**AIM OF THE TASK:**
Output the material word for word. Leave each picture out.

**EXERCISE INPUT:**
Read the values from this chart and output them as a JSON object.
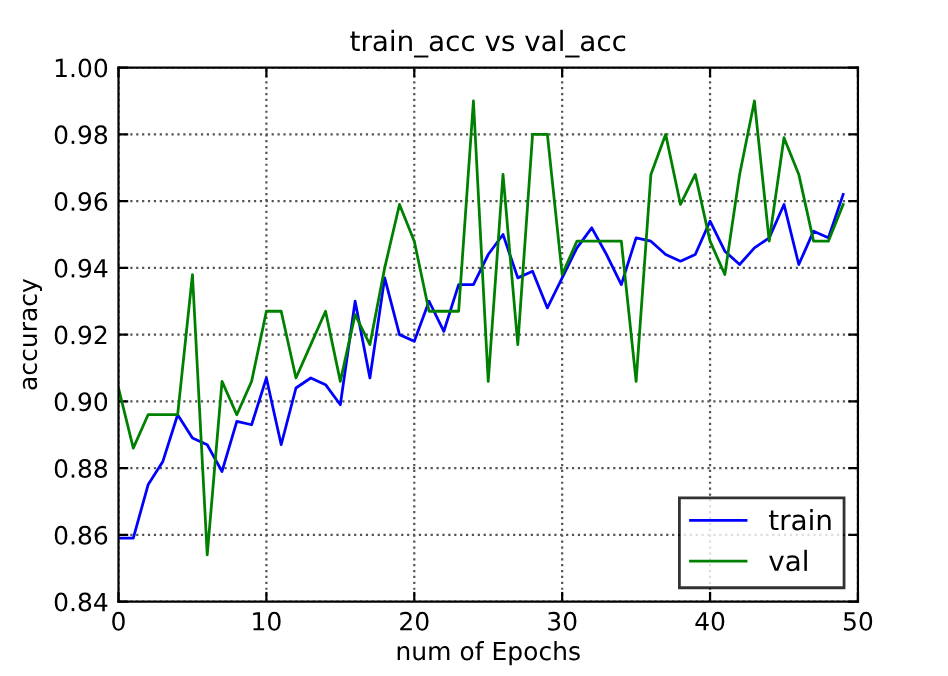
{
  "chart_data": {
    "type": "line",
    "title": "train_acc vs val_acc",
    "xlabel": "num of Epochs",
    "ylabel": "accuracy",
    "x": [
      0,
      1,
      2,
      3,
      4,
      5,
      6,
      7,
      8,
      9,
      10,
      11,
      12,
      13,
      14,
      15,
      16,
      17,
      18,
      19,
      20,
      21,
      22,
      23,
      24,
      25,
      26,
      27,
      28,
      29,
      30,
      31,
      32,
      33,
      34,
      35,
      36,
      37,
      38,
      39,
      40,
      41,
      42,
      43,
      44,
      45,
      46,
      47,
      48,
      49
    ],
    "series": [
      {
        "name": "train",
        "color": "#0000ff",
        "values": [
          0.859,
          0.859,
          0.875,
          0.882,
          0.896,
          0.889,
          0.887,
          0.879,
          0.894,
          0.893,
          0.907,
          0.887,
          0.904,
          0.907,
          0.905,
          0.899,
          0.93,
          0.907,
          0.937,
          0.92,
          0.918,
          0.93,
          0.921,
          0.935,
          0.935,
          0.944,
          0.95,
          0.937,
          0.939,
          0.928,
          0.937,
          0.946,
          0.952,
          0.944,
          0.935,
          0.949,
          0.948,
          0.944,
          0.942,
          0.944,
          0.954,
          0.945,
          0.941,
          0.946,
          0.949,
          0.959,
          0.941,
          0.951,
          0.949,
          0.962
        ]
      },
      {
        "name": "val",
        "color": "#008000",
        "values": [
          0.904,
          0.886,
          0.896,
          0.896,
          0.896,
          0.938,
          0.854,
          0.906,
          0.896,
          0.906,
          0.927,
          0.927,
          0.907,
          0.917,
          0.927,
          0.906,
          0.926,
          0.917,
          0.94,
          0.959,
          0.948,
          0.927,
          0.927,
          0.927,
          0.99,
          0.906,
          0.968,
          0.917,
          0.98,
          0.98,
          0.938,
          0.948,
          0.948,
          0.948,
          0.948,
          0.906,
          0.968,
          0.98,
          0.959,
          0.968,
          0.948,
          0.938,
          0.968,
          0.99,
          0.948,
          0.979,
          0.968,
          0.948,
          0.948,
          0.959
        ]
      }
    ],
    "xlim": [
      0,
      50
    ],
    "xticks": [
      0,
      10,
      20,
      30,
      40,
      50
    ],
    "ylim": [
      0.84,
      1.0
    ],
    "yticks": [
      {
        "value": 0.84,
        "label": "0.84"
      },
      {
        "value": 0.86,
        "label": "0.86"
      },
      {
        "value": 0.88,
        "label": "0.88"
      },
      {
        "value": 0.9,
        "label": "0.90"
      },
      {
        "value": 0.92,
        "label": "0.92"
      },
      {
        "value": 0.94,
        "label": "0.94"
      },
      {
        "value": 0.96,
        "label": "0.96"
      },
      {
        "value": 0.98,
        "label": "0.98"
      },
      {
        "value": 1.0,
        "label": "1.00"
      }
    ],
    "grid": true,
    "legend": "lower right",
    "marker": "none",
    "line_style": "solid"
  }
}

**SOLUTION TO THE PROBLEM:**
Read the values from this chart and output them as a JSON object.
{
  "chart_data": {
    "type": "line",
    "title": "train_acc vs val_acc",
    "xlabel": "num of Epochs",
    "ylabel": "accuracy",
    "x": [
      0,
      1,
      2,
      3,
      4,
      5,
      6,
      7,
      8,
      9,
      10,
      11,
      12,
      13,
      14,
      15,
      16,
      17,
      18,
      19,
      20,
      21,
      22,
      23,
      24,
      25,
      26,
      27,
      28,
      29,
      30,
      31,
      32,
      33,
      34,
      35,
      36,
      37,
      38,
      39,
      40,
      41,
      42,
      43,
      44,
      45,
      46,
      47,
      48,
      49
    ],
    "series": [
      {
        "name": "train",
        "color": "#0000ff",
        "values": [
          0.859,
          0.859,
          0.875,
          0.882,
          0.896,
          0.889,
          0.887,
          0.879,
          0.894,
          0.893,
          0.907,
          0.887,
          0.904,
          0.907,
          0.905,
          0.899,
          0.93,
          0.907,
          0.937,
          0.92,
          0.918,
          0.93,
          0.921,
          0.935,
          0.935,
          0.944,
          0.95,
          0.937,
          0.939,
          0.928,
          0.937,
          0.946,
          0.952,
          0.944,
          0.935,
          0.949,
          0.948,
          0.944,
          0.942,
          0.944,
          0.954,
          0.945,
          0.941,
          0.946,
          0.949,
          0.959,
          0.941,
          0.951,
          0.949,
          0.962
        ]
      },
      {
        "name": "val",
        "color": "#008000",
        "values": [
          0.904,
          0.886,
          0.896,
          0.896,
          0.896,
          0.938,
          0.854,
          0.906,
          0.896,
          0.906,
          0.927,
          0.927,
          0.907,
          0.917,
          0.927,
          0.906,
          0.926,
          0.917,
          0.94,
          0.959,
          0.948,
          0.927,
          0.927,
          0.927,
          0.99,
          0.906,
          0.968,
          0.917,
          0.98,
          0.98,
          0.938,
          0.948,
          0.948,
          0.948,
          0.948,
          0.906,
          0.968,
          0.98,
          0.959,
          0.968,
          0.948,
          0.938,
          0.968,
          0.99,
          0.948,
          0.979,
          0.968,
          0.948,
          0.948,
          0.959
        ]
      }
    ],
    "xlim": [
      0,
      50
    ],
    "xticks": [
      0,
      10,
      20,
      30,
      40,
      50
    ],
    "ylim": [
      0.84,
      1.0
    ],
    "yticks": [
      {
        "value": 0.84,
        "label": "0.84"
      },
      {
        "value": 0.86,
        "label": "0.86"
      },
      {
        "value": 0.88,
        "label": "0.88"
      },
      {
        "value": 0.9,
        "label": "0.90"
      },
      {
        "value": 0.92,
        "label": "0.92"
      },
      {
        "value": 0.94,
        "label": "0.94"
      },
      {
        "value": 0.96,
        "label": "0.96"
      },
      {
        "value": 0.98,
        "label": "0.98"
      },
      {
        "value": 1.0,
        "label": "1.00"
      }
    ],
    "grid": true,
    "legend": "lower right",
    "marker": "none",
    "line_style": "solid"
  }
}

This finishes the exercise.